• **Task to carry out**
Repeat every record below exactly, leaving out the pictures.

(Recorded data)

····················

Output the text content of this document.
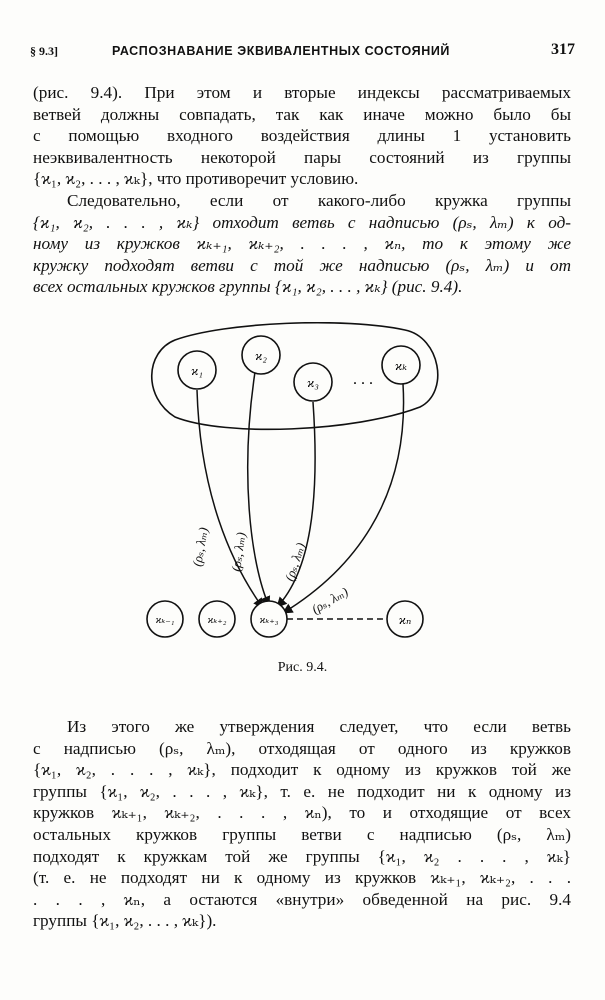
§ 9.3]	РАСПОЗНАВАНИЕ ЭКВИВАЛЕНТНЫХ СОСТОЯНИЙ	317
(рис. 9.4). При этом и вторые индексы рассматриваемых
ветвей должны совпадать, так как иначе можно было бы
с помощью входного воздействия длины 1 установить
неэквивалентность некоторой пары состояний из группы
{ϰ₁, ϰ₂, . . . , ϰₖ}, что противоречит условию.
Следовательно, если от какого-либо кружка группы
{ϰ₁, ϰ₂, . . . , ϰₖ} отходит ветвь с надписью (ρₛ, λₘ) к од-
ному из кружков ϰₖ₊₁, ϰₖ₊₂, . . . , ϰₙ, то к этому же
кружку подходят ветви с той же надписью (ρₛ, λₘ) и от
всех остальных кружков группы {ϰ₁, ϰ₂, . . . , ϰₖ} (рис. 9.4).
(ρₛ, λₘ) (ρₛ, λₘ)	(ρₛ, λₘ)
(ρₛ, λₘ)
ϰ₁
ϰ₂
ϰ₃ . . .
ϰₖ
ϰₖ₋₁	ϰₖ₊₂	ϰₖ₊₃	ϰₙ
Рис. 9.4.
Из этого же утверждения следует, что если ветвь
с надписью (ρₛ, λₘ), отходящая от одного из кружков
{ϰ₁, ϰ₂, . . . , ϰₖ}, подходит к одному из кружков той же
группы {ϰ₁, ϰ₂, . . . , ϰₖ}, т. е. не подходит ни к одному из
кружков ϰₖ₊₁, ϰₖ₊₂, . . . , ϰₙ), то и отходящие от всех
остальных кружков группы ветви с надписью (ρₛ, λₘ)
подходят к кружкам той же группы {ϰ₁, ϰ₂ . . . , ϰₖ}
(т. е. не подходят ни к одному из кружков ϰₖ₊₁, ϰₖ₊₂, . . .
. . . , ϰₙ, а остаются «внутри» обведенной на рис. 9.4
группы {ϰ₁, ϰ₂, . . . , ϰₖ}).
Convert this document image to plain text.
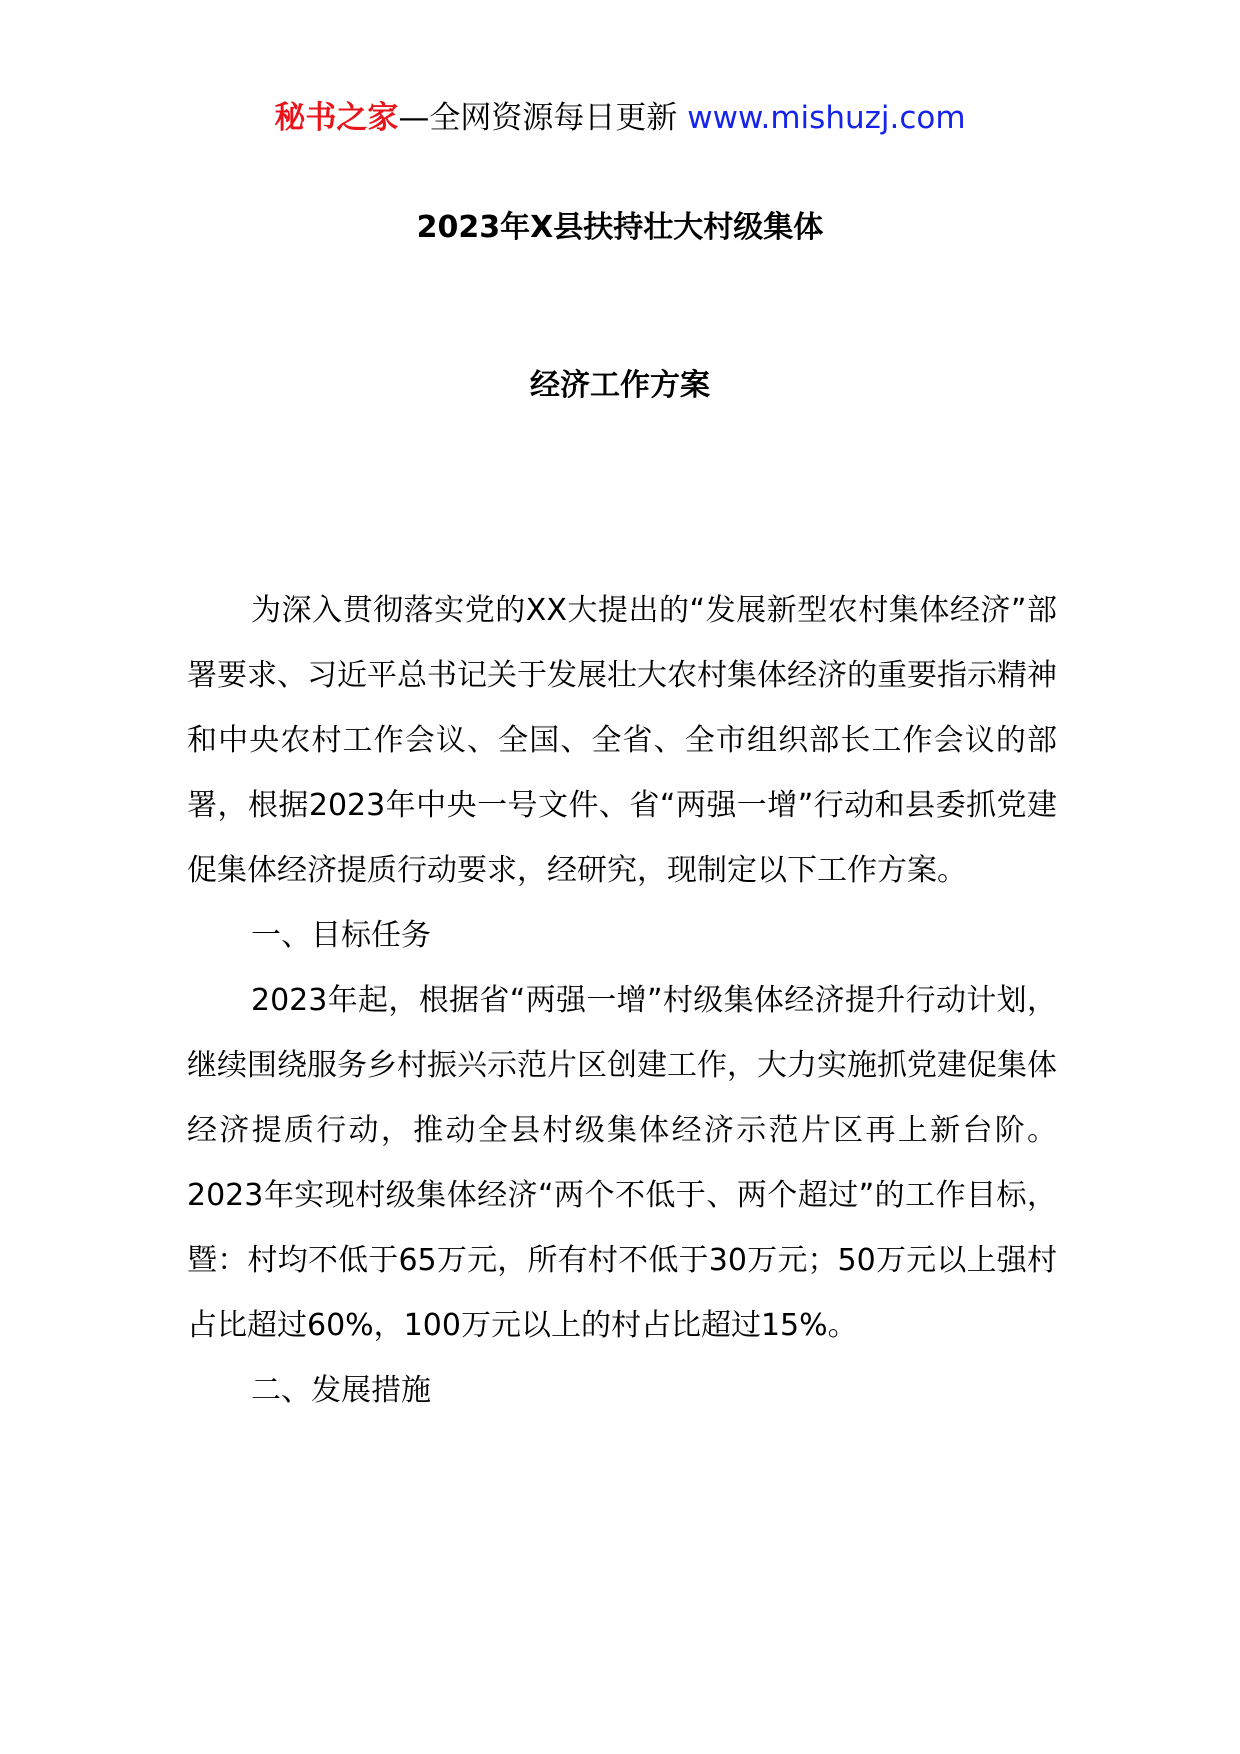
秘书之家—全网资源每日更新 www.mishuzj.com
2023年X县扶持壮大村级集体
经济工作方案

为深入贯彻落实党的XX大提出的“发展新型农村集体经济”部署要求、习近平总书记关于发展壮大农村集体经济的重要指示精神和中央农村工作会议、全国、全省、全市组织部长工作会议的部署，根据2023年中央一号文件、省“两强一增”行动和县委抓党建促集体经济提质行动要求，经研究，现制定以下工作方案。

一、目标任务

2023年起，根据省“两强一增”村级集体经济提升行动计划，继续围绕服务乡村振兴示范片区创建工作，大力实施抓党建促集体经济提质行动，推动全县村级集体经济示范片区再上新台阶。2023年实现村级集体经济“两个不低于、两个超过”的工作目标，暨：村均不低于65万元，所有村不低于30万元；50万元以上强村占比超过60%，100万元以上的村占比超过15%。

二、发展措施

····················

• **Task solution**
Output the text content of this document.
§ 9.3]	РАСПОЗНАВАНИЕ ЭКВИВАЛЕНТНЫХ СОСТОЯНИЙ	317
(рис. 9.4). При этом и вторые индексы рассматриваемых
ветвей должны совпадать, так как иначе можно было бы
с помощью входного воздействия длины 1 установить
неэквивалентность некоторой пары состояний из группы
{ϰ₁, ϰ₂, . . . , ϰₖ}, что противоречит условию.
Следовательно, если от какого-либо кружка группы
{ϰ₁, ϰ₂, . . . , ϰₖ} отходит ветвь с надписью (ρₛ, λₘ) к од-
ному из кружков ϰₖ₊₁, ϰₖ₊₂, . . . , ϰₙ, то к этому же
кружку подходят ветви с той же надписью (ρₛ, λₘ) и от
всех остальных кружков группы {ϰ₁, ϰ₂, . . . , ϰₖ} (рис. 9.4).
(ρₛ, λₘ) (ρₛ, λₘ)	(ρₛ, λₘ)
(ρₛ, λₘ)
ϰ₁
ϰ₂
ϰ₃ . . .
ϰₖ
ϰₖ₋₁	ϰₖ₊₂	ϰₖ₊₃	ϰₙ
Рис. 9.4.
Из этого же утверждения следует, что если ветвь
с надписью (ρₛ, λₘ), отходящая от одного из кружков
{ϰ₁, ϰ₂, . . . , ϰₖ}, подходит к одному из кружков той же
группы {ϰ₁, ϰ₂, . . . , ϰₖ}, т. е. не подходит ни к одному из
кружков ϰₖ₊₁, ϰₖ₊₂, . . . , ϰₙ), то и отходящие от всех
остальных кружков группы ветви с надписью (ρₛ, λₘ)
подходят к кружкам той же группы {ϰ₁, ϰ₂ . . . , ϰₖ}
(т. е. не подходят ни к одному из кружков ϰₖ₊₁, ϰₖ₊₂, . . .
. . . , ϰₙ, а остаются «внутри» обведенной на рис. 9.4
группы {ϰ₁, ϰ₂, . . . , ϰₖ}).
Convert this document image to plain text.
秘书之家—全网资源每日更新 www.mishuzj.com
2023年X县扶持壮大村级集体
经济工作方案

为深入贯彻落实党的XX大提出的“发展新型农村集体经济”部署要求、习近平总书记关于发展壮大农村集体经济的重要指示精神和中央农村工作会议、全国、全省、全市组织部长工作会议的部署，根据2023年中央一号文件、省“两强一增”行动和县委抓党建促集体经济提质行动要求，经研究，现制定以下工作方案。

一、目标任务

2023年起，根据省“两强一增”村级集体经济提升行动计划，继续围绕服务乡村振兴示范片区创建工作，大力实施抓党建促集体经济提质行动，推动全县村级集体经济示范片区再上新台阶。2023年实现村级集体经济“两个不低于、两个超过”的工作目标，暨：村均不低于65万元，所有村不低于30万元；50万元以上强村占比超过60%，100万元以上的村占比超过15%。

二、发展措施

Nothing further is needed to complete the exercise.